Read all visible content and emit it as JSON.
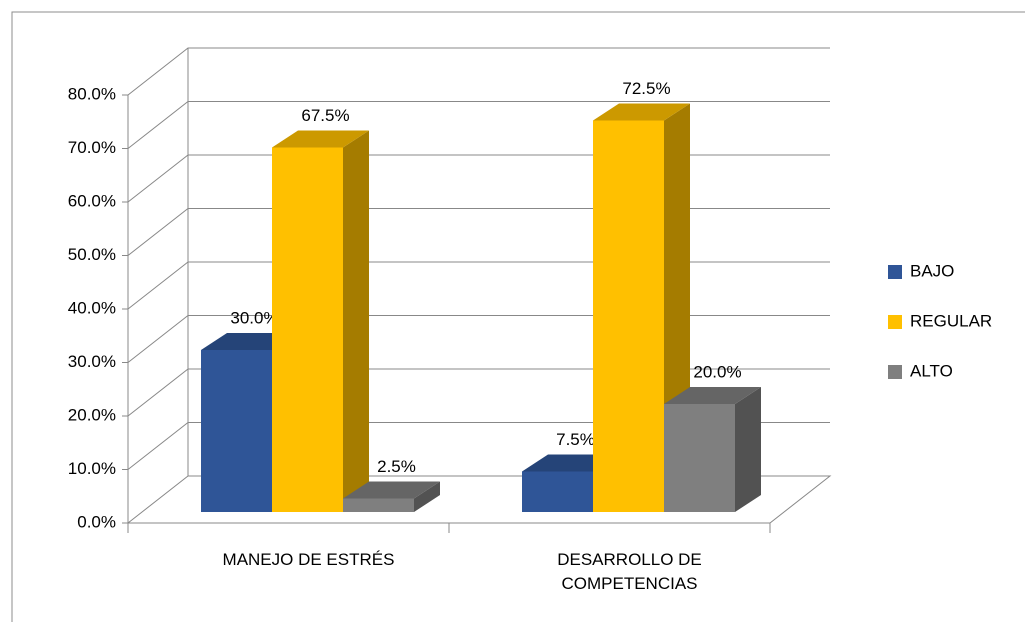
{
  "chart_data": {
    "type": "bar3d",
    "categories": [
      "MANEJO DE ESTRÉS",
      "DESARROLLO DE COMPETENCIAS"
    ],
    "series": [
      {
        "name": "BAJO",
        "color": "#2F5597",
        "values": [
          30,
          7.5
        ],
        "value_labels": [
          "30.0%",
          "7.5%"
        ]
      },
      {
        "name": "REGULAR",
        "color": "#FFC000",
        "values": [
          67.5,
          72.5
        ],
        "value_labels": [
          "67.5%",
          "72.5%"
        ]
      },
      {
        "name": "ALTO",
        "color": "#7F7F7F",
        "values": [
          2.5,
          20
        ],
        "value_labels": [
          "2.5%",
          "20.0%"
        ]
      }
    ],
    "ylim": [
      0,
      80
    ],
    "yticks": [
      {
        "value": 0,
        "label": "0.0%"
      },
      {
        "value": 10,
        "label": "10.0%"
      },
      {
        "value": 20,
        "label": "20.0%"
      },
      {
        "value": 30,
        "label": "30.0%"
      },
      {
        "value": 40,
        "label": "40.0%"
      },
      {
        "value": 50,
        "label": "50.0%"
      },
      {
        "value": 60,
        "label": "60.0%"
      },
      {
        "value": 70,
        "label": "70.0%"
      },
      {
        "value": 80,
        "label": "80.0%"
      }
    ],
    "grid": true,
    "legend": "right"
  }
}
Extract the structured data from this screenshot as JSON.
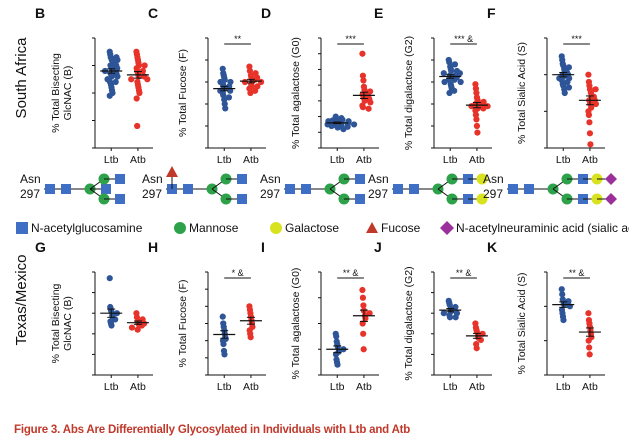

OBJECTIVE ▸ Scan the listing above for the word "color" and copy every line that holds it.

THE RESULT ▸
        "color": "#2F5597",
        "color": "#FFC000",
        "color": "#7F7F7F",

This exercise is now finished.